Short exercise 1 >> Output, verbatim, the part of the passage on verification output columns that opens with the words containing "fcst_score_<stat> - the" and closes with "conf <- match.arg(conf)".

***** Given text *****

It’s worth noting what each of the columns in the output is:

fcst_model - The model whose score we are interested in
ref_model - When comparing models, this model is used as the reference
leadtime - The forecast lead time
score - the verification score
ref_score_<stat> - these are the bootstrap statistics for ref_model - the mean, the median, and the upper and lower bounds of the confidence interval that are set in bootstrap_verify() (the default is 95%)
fcst_score_<stat> - the same as ref_score_<stat> except for fcst_model
difference_<stat> - The mean, median and upper and lower confidence bounds for the score for fcst_model - ref_model
percent_better - The percentage of fcst_model that have a better score than ref_model. This can be thought of as the confidence of fcst_model - ref_model

harpVis doesn’t yet have a function that is capable of dealing with this type of data, but a function to plot scores with confidence intervals might look something like this:

plot_func <- function(x, plot_score, conf = c("ribbon", "errorbar"), alpha = 0.5) {
  
  conf <- match.arg(conf)

***** Material for this exercise *****

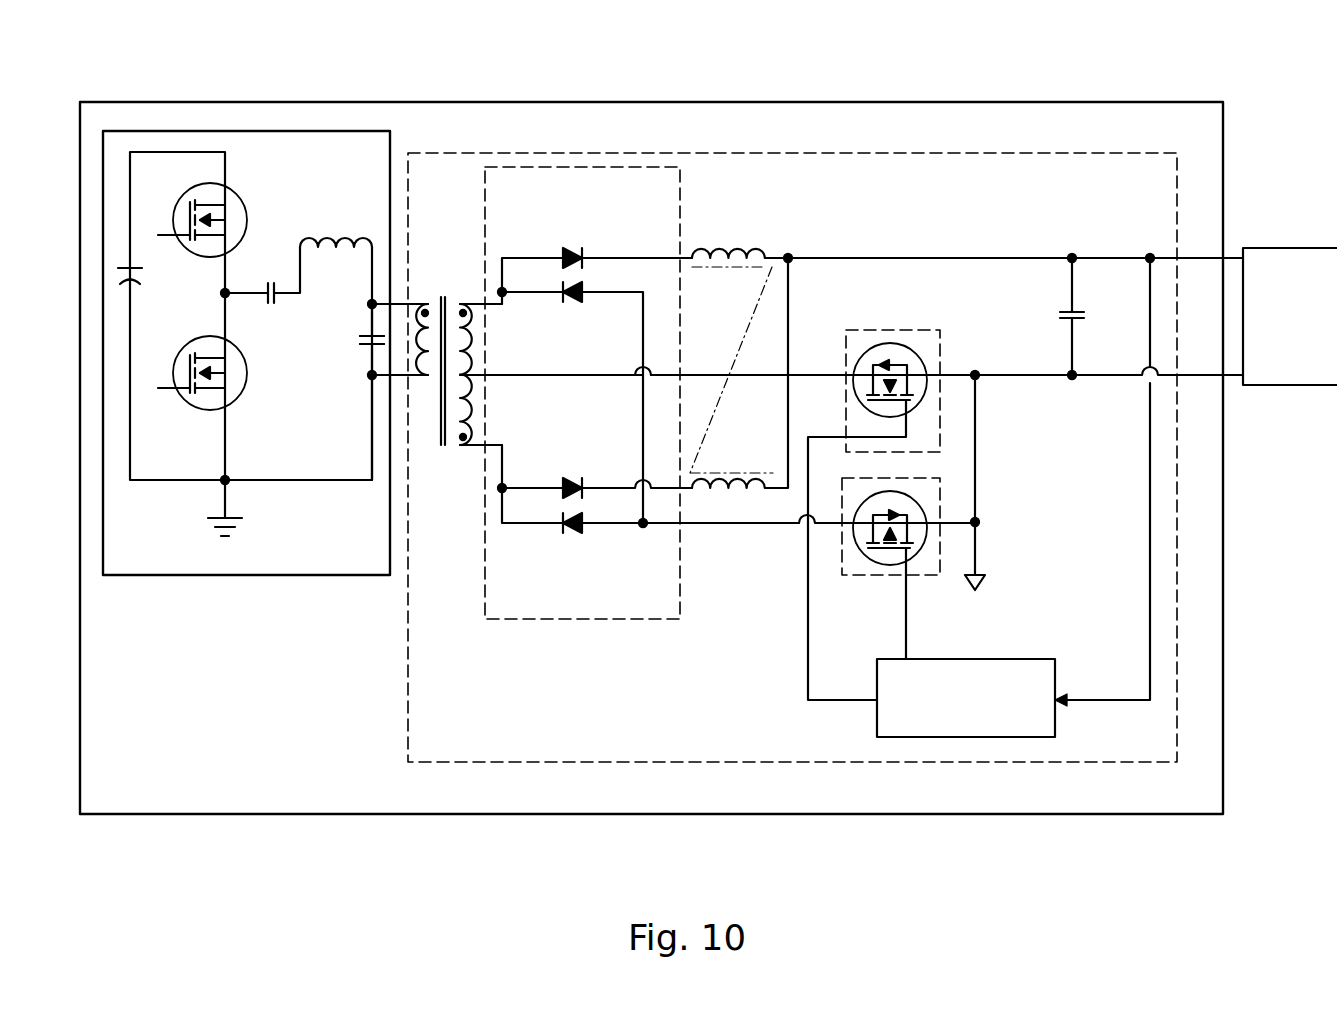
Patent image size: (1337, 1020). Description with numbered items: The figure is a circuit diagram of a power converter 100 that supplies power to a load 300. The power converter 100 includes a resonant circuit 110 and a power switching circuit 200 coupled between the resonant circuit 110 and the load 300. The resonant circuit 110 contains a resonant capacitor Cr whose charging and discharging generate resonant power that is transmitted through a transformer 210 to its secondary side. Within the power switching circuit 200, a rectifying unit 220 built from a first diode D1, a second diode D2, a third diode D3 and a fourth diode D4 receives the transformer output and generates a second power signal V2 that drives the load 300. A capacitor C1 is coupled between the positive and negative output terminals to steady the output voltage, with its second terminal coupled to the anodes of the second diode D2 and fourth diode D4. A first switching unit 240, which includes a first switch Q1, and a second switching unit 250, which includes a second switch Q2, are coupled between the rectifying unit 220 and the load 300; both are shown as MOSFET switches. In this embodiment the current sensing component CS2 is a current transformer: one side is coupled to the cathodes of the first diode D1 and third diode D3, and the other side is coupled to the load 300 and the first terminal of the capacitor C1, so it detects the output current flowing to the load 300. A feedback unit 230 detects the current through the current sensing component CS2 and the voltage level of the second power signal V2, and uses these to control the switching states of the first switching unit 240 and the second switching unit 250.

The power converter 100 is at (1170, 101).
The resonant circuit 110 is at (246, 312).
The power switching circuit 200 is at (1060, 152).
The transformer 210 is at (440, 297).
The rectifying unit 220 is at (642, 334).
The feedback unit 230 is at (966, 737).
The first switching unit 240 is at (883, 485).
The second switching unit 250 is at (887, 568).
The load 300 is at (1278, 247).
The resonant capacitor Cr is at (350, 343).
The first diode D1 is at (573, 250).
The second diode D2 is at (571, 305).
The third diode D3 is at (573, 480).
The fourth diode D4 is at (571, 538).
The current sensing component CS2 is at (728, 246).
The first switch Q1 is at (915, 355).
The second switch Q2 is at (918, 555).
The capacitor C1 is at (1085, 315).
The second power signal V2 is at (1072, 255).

*****

Short exercise 2 >> Return the part of the technical illustration listing that opens at the start of the listing and closes with the line containing "The feedback unit 230 is at (966, 737).", reproducing those lines exactly and omitting the pictures.

Exercise result 1 >>
fcst_score_<stat> - the same as ref_score_<stat> except for fcst_model
difference_<stat> - The mean, median and upper and lower confidence bounds for the score for fcst_model - ref_model
percent_better - The percentage of fcst_model that have a better score than ref_model. This can be thought of as the confidence of fcst_model - ref_model

harpVis doesn’t yet have a function that is capable of dealing with this type of data, but a function to plot scores with confidence intervals might look something like this:

plot_func <- function(x, plot_score, conf = c("ribbon", "errorbar"), alpha = 0.5) {
  
  conf <- match.arg(conf)

Exercise result 2 >>
Patent image size: (1337, 1020). Description with numbered items: The figure is a circuit diagram of a power converter 100 that supplies power to a load 300. The power converter 100 includes a resonant circuit 110 and a power switching circuit 200 coupled between the resonant circuit 110 and the load 300. The resonant circuit 110 contains a resonant capacitor Cr whose charging and discharging generate resonant power that is transmitted through a transformer 210 to its secondary side. Within the power switching circuit 200, a rectifying unit 220 built from a first diode D1, a second diode D2, a third diode D3 and a fourth diode D4 receives the transformer output and generates a second power signal V2 that drives the load 300. A capacitor C1 is coupled between the positive and negative output terminals to steady the output voltage, with its second terminal coupled to the anodes of the second diode D2 and fourth diode D4. A first switching unit 240, which includes a first switch Q1, and a second switching unit 250, which includes a second switch Q2, are coupled between the rectifying unit 220 and the load 300; both are shown as MOSFET switches. In this embodiment the current sensing component CS2 is a current transformer: one side is coupled to the cathodes of the first diode D1 and third diode D3, and the other side is coupled to the load 300 and the first terminal of the capacitor C1, so it detects the output current flowing to the load 300. A feedback unit 230 detects the current through the current sensing component CS2 and the voltage level of the second power signal V2, and uses these to control the switching states of the first switching unit 240 and the second switching unit 250.

The power converter 100 is at (1170, 101).
The resonant circuit 110 is at (246, 312).
The power switching circuit 200 is at (1060, 152).
The transformer 210 is at (440, 297).
The rectifying unit 220 is at (642, 334).
The feedback unit 230 is at (966, 737).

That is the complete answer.